**SHORT TASK:** Copy the data precisely, keeping every character.

Data excerpts:
- - - - -

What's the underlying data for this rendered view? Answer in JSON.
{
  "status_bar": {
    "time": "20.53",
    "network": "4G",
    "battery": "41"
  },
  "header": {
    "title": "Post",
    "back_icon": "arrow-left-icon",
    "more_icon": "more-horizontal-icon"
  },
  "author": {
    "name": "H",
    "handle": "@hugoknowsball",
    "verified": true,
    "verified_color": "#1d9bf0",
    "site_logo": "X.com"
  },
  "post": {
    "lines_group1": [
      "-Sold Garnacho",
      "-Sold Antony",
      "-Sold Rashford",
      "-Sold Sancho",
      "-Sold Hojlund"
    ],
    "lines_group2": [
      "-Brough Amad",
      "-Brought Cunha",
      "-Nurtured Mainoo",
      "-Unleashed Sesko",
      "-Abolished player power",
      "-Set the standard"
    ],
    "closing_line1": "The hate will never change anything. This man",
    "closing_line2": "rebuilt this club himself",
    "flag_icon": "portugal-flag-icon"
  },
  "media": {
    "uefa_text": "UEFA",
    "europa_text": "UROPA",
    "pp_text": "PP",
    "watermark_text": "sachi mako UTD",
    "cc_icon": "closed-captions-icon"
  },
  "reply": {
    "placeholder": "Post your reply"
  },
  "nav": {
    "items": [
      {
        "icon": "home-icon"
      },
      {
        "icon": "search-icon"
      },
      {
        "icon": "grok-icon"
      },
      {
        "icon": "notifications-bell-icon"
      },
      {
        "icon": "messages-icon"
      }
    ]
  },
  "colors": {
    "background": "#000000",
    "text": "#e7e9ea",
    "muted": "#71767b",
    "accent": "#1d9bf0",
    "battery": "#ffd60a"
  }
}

- - - - -

**EXERCISE RESULT:**
What's the underlying data for this rendered view? Answer in JSON.
{
  "status_bar": {
    "time": "20.53",
    "network": "4G",
    "battery": "41"
  },
  "header": {
    "title": "Post",
    "back_icon": "arrow-left-icon",
    "more_icon": "more-horizontal-icon"
  },
  "author": {
    "name": "H",
    "handle": "@hugoknowsball",
    "verified": true,
    "verified_color": "#1d9bf0",
    "site_logo": "X.com"
  },
  "post": {
    "lines_group1": [
      "-Sold Garnacho",
      "-Sold Antony",
      "-Sold Rashford",
      "-Sold Sancho",
      "-Sold Hojlund"
    ],
    "lines_group2": [
      "-Brough Amad",
      "-Brought Cunha",
      "-Nurtured Mainoo",
      "-Unleashed Sesko",
      "-Abolished player power",
      "-Set the standard"
    ],
    "closing_line1": "The hate will never change anything. This man",
    "closing_line2": "rebuilt this club himself",
    "flag_icon": "portugal-flag-icon"
  },
  "media": {
    "uefa_text": "UEFA",
    "europa_text": "UROPA",
    "pp_text": "PP",
    "watermark_text": "sachi mako UTD",
    "cc_icon": "closed-captions-icon"
  },
  "reply": {
    "placeholder": "Post your reply"
  },
  "nav": {
    "items": [
      {
        "icon": "home-icon"
      },
      {
        "icon": "search-icon"
      },
      {
        "icon": "grok-icon"
      },
      {
        "icon": "notifications-bell-icon"
      },
      {
        "icon": "messages-icon"
      }
    ]
  },
  "colors": {
    "background": "#000000",
    "text": "#e7e9ea",
    "muted": "#71767b",
    "accent": "#1d9bf0",
    "battery": "#ffd60a"
  }
}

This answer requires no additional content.